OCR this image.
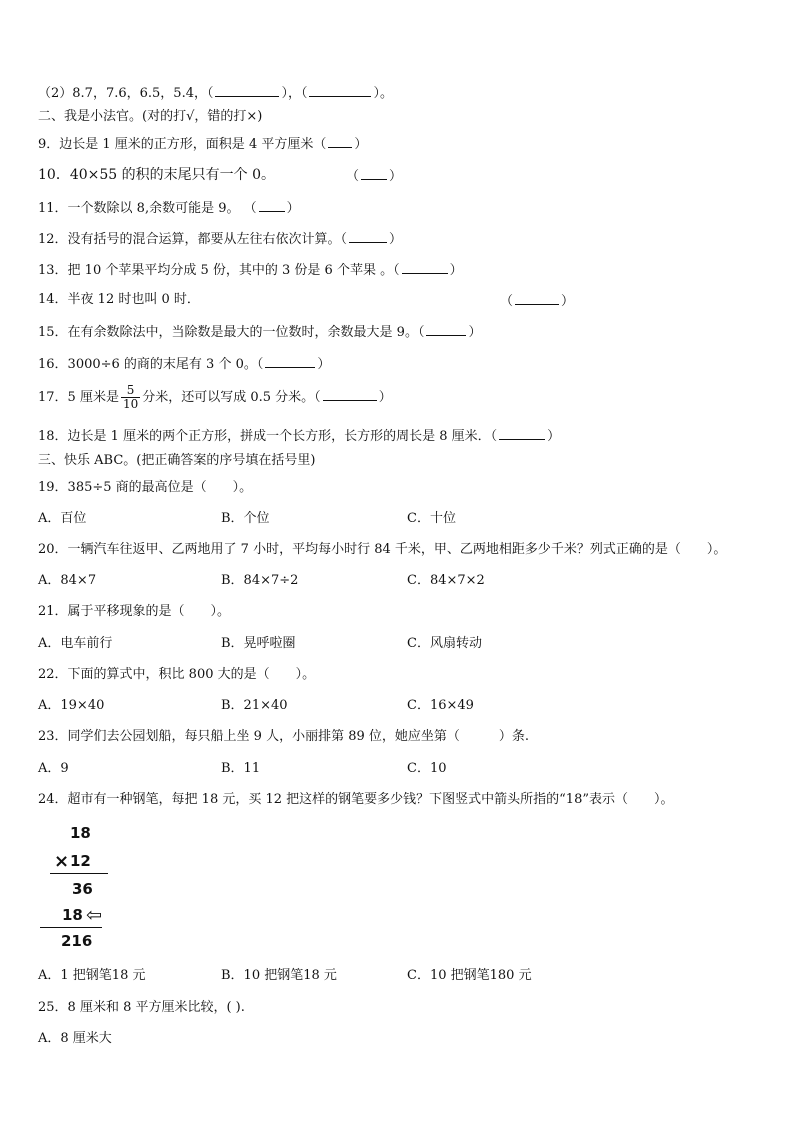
（2）8.7，7.6，6.5，5.4，（	），（	）。
二、我是小法官。(对的打√，错的打×)
9．边长是 1 厘米的正方形，面积是 4 平方厘米（ ）
10．40×55 的积的末尾只有一个 0。	（ ）
11．一个数除以 8,余数可能是 9。 （ ）
12．没有括号的混合运算，都要从左往右依次计算。（	）
13．把 10 个苹果平均分成 5 份，其中的 3 份是 6 个苹果 。（	）
14．半夜 12 时也叫 0 时．	（	）
15．在有余数除法中，当除数是最大的一位数时，余数最大是 9。（	）
16．3000÷6 的商的末尾有 3 个 0。（	）
17．5 厘米是 $\frac{5}{10}$ 分米，还可以写成 0.5 分米。（	）
18．边长是 1 厘米的两个正方形，拼成一个长方形，长方形的周长是 8 厘米．（	）
三、快乐 ABC。(把正确答案的序号填在括号里)
19．385÷5 商的最高位是（　　）。
A．百位	B．个位	C．十位
20．一辆汽车往返甲、乙两地用了 7 小时，平均每小时行 84 千米，甲、乙两地相距多少千米？列式正确的是（　　）。
A．84×7	B．84×7÷2	C．84×7×2
21．属于平移现象的是（　　）。
A．电车前行	B．晃呼啦圈	C．风扇转动
22．下面的算式中，积比 800 大的是（　　）。
A．19×40	B．21×40	C．16×49
23．同学们去公园划船，每只船上坐 9 人，小丽排第 89 位，她应坐第（　　　）条.
A．9	B．11	C．10
24．超市有一种钢笔，每把 18 元，买 12 把这样的钢笔要多少钱？下图竖式中箭头所指的“18”表示（　　）。
18
× 12
36
18 ⇦
216
A．1 把钢笔18 元	B．10 把钢笔18 元	C．10 把钢笔180 元
25．8 厘米和 8 平方厘米比较，( ).
A．8 厘米大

-------

# Problem statement
Write out the full listing verbatim, excluding its pictures.

# Final result
OCR this image.
（2）8.7，7.6，6.5，5.4，（	），（	）。
二、我是小法官。(对的打√，错的打×)
9．边长是 1 厘米的正方形，面积是 4 平方厘米（ ）
10．40×55 的积的末尾只有一个 0。	（ ）
11．一个数除以 8,余数可能是 9。 （ ）
12．没有括号的混合运算，都要从左往右依次计算。（	）
13．把 10 个苹果平均分成 5 份，其中的 3 份是 6 个苹果 。（	）
14．半夜 12 时也叫 0 时．	（	）
15．在有余数除法中，当除数是最大的一位数时，余数最大是 9。（	）
16．3000÷6 的商的末尾有 3 个 0。（	）
17．5 厘米是 $\frac{5}{10}$ 分米，还可以写成 0.5 分米。（	）
18．边长是 1 厘米的两个正方形，拼成一个长方形，长方形的周长是 8 厘米．（	）
三、快乐 ABC。(把正确答案的序号填在括号里)
19．385÷5 商的最高位是（　　）。
A．百位	B．个位	C．十位
20．一辆汽车往返甲、乙两地用了 7 小时，平均每小时行 84 千米，甲、乙两地相距多少千米？列式正确的是（　　）。
A．84×7	B．84×7÷2	C．84×7×2
21．属于平移现象的是（　　）。
A．电车前行	B．晃呼啦圈	C．风扇转动
22．下面的算式中，积比 800 大的是（　　）。
A．19×40	B．21×40	C．16×49
23．同学们去公园划船，每只船上坐 9 人，小丽排第 89 位，她应坐第（　　　）条.
A．9	B．11	C．10
24．超市有一种钢笔，每把 18 元，买 12 把这样的钢笔要多少钱？下图竖式中箭头所指的“18”表示（　　）。
18
× 12
36
18 ⇦
216
A．1 把钢笔18 元	B．10 把钢笔18 元	C．10 把钢笔180 元
25．8 厘米和 8 平方厘米比较，( ).
A．8 厘米大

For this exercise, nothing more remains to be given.